▸ **Exercise**: Give the data a second time, exactly and in full.

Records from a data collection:

►

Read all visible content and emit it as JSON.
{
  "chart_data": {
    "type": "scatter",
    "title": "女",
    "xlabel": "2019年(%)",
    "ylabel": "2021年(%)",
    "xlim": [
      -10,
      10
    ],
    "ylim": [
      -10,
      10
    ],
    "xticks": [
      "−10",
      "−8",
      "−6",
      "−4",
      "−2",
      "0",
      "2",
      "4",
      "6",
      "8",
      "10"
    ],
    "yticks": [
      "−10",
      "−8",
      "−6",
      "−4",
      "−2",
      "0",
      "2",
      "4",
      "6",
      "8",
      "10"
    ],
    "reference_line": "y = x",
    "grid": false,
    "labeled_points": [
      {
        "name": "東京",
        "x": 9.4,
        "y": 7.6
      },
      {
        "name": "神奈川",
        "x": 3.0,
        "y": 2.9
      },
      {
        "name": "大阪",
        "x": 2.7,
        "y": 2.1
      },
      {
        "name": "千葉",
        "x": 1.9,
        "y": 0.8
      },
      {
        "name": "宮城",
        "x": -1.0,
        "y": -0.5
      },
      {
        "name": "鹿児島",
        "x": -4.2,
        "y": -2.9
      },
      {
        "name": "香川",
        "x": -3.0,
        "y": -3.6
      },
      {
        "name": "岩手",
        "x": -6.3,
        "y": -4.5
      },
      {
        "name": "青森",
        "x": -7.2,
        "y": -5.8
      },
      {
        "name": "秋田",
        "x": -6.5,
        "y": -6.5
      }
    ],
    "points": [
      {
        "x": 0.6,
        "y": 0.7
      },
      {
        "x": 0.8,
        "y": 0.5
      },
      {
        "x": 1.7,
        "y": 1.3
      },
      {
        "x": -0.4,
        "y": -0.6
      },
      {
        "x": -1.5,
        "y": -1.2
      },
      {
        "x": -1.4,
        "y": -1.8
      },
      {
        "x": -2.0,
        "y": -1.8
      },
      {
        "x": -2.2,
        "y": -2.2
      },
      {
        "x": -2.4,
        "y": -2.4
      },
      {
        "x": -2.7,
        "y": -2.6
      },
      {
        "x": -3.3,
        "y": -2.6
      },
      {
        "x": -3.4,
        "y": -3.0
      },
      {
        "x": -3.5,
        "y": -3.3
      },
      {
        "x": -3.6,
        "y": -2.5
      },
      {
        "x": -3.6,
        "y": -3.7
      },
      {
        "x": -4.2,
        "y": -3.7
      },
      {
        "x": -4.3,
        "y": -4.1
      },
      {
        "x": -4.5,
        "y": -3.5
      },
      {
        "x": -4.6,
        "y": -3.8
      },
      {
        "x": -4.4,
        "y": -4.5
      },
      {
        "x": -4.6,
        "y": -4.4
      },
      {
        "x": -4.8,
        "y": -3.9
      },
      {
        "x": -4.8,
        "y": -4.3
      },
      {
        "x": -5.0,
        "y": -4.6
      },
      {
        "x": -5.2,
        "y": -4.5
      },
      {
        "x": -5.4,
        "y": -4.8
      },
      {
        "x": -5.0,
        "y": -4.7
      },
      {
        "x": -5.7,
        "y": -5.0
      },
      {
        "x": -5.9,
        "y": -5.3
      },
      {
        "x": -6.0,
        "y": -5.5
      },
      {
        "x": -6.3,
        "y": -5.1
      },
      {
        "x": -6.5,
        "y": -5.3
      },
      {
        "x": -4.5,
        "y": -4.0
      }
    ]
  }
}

◄

▸ **Answer to the task**:
Read all visible content and emit it as JSON.
{
  "chart_data": {
    "type": "scatter",
    "title": "女",
    "xlabel": "2019年(%)",
    "ylabel": "2021年(%)",
    "xlim": [
      -10,
      10
    ],
    "ylim": [
      -10,
      10
    ],
    "xticks": [
      "−10",
      "−8",
      "−6",
      "−4",
      "−2",
      "0",
      "2",
      "4",
      "6",
      "8",
      "10"
    ],
    "yticks": [
      "−10",
      "−8",
      "−6",
      "−4",
      "−2",
      "0",
      "2",
      "4",
      "6",
      "8",
      "10"
    ],
    "reference_line": "y = x",
    "grid": false,
    "labeled_points": [
      {
        "name": "東京",
        "x": 9.4,
        "y": 7.6
      },
      {
        "name": "神奈川",
        "x": 3.0,
        "y": 2.9
      },
      {
        "name": "大阪",
        "x": 2.7,
        "y": 2.1
      },
      {
        "name": "千葉",
        "x": 1.9,
        "y": 0.8
      },
      {
        "name": "宮城",
        "x": -1.0,
        "y": -0.5
      },
      {
        "name": "鹿児島",
        "x": -4.2,
        "y": -2.9
      },
      {
        "name": "香川",
        "x": -3.0,
        "y": -3.6
      },
      {
        "name": "岩手",
        "x": -6.3,
        "y": -4.5
      },
      {
        "name": "青森",
        "x": -7.2,
        "y": -5.8
      },
      {
        "name": "秋田",
        "x": -6.5,
        "y": -6.5
      }
    ],
    "points": [
      {
        "x": 0.6,
        "y": 0.7
      },
      {
        "x": 0.8,
        "y": 0.5
      },
      {
        "x": 1.7,
        "y": 1.3
      },
      {
        "x": -0.4,
        "y": -0.6
      },
      {
        "x": -1.5,
        "y": -1.2
      },
      {
        "x": -1.4,
        "y": -1.8
      },
      {
        "x": -2.0,
        "y": -1.8
      },
      {
        "x": -2.2,
        "y": -2.2
      },
      {
        "x": -2.4,
        "y": -2.4
      },
      {
        "x": -2.7,
        "y": -2.6
      },
      {
        "x": -3.3,
        "y": -2.6
      },
      {
        "x": -3.4,
        "y": -3.0
      },
      {
        "x": -3.5,
        "y": -3.3
      },
      {
        "x": -3.6,
        "y": -2.5
      },
      {
        "x": -3.6,
        "y": -3.7
      },
      {
        "x": -4.2,
        "y": -3.7
      },
      {
        "x": -4.3,
        "y": -4.1
      },
      {
        "x": -4.5,
        "y": -3.5
      },
      {
        "x": -4.6,
        "y": -3.8
      },
      {
        "x": -4.4,
        "y": -4.5
      },
      {
        "x": -4.6,
        "y": -4.4
      },
      {
        "x": -4.8,
        "y": -3.9
      },
      {
        "x": -4.8,
        "y": -4.3
      },
      {
        "x": -5.0,
        "y": -4.6
      },
      {
        "x": -5.2,
        "y": -4.5
      },
      {
        "x": -5.4,
        "y": -4.8
      },
      {
        "x": -5.0,
        "y": -4.7
      },
      {
        "x": -5.7,
        "y": -5.0
      },
      {
        "x": -5.9,
        "y": -5.3
      },
      {
        "x": -6.0,
        "y": -5.5
      },
      {
        "x": -6.3,
        "y": -5.1
      },
      {
        "x": -6.5,
        "y": -5.3
      },
      {
        "x": -4.5,
        "y": -4.0
      }
    ]
  }
}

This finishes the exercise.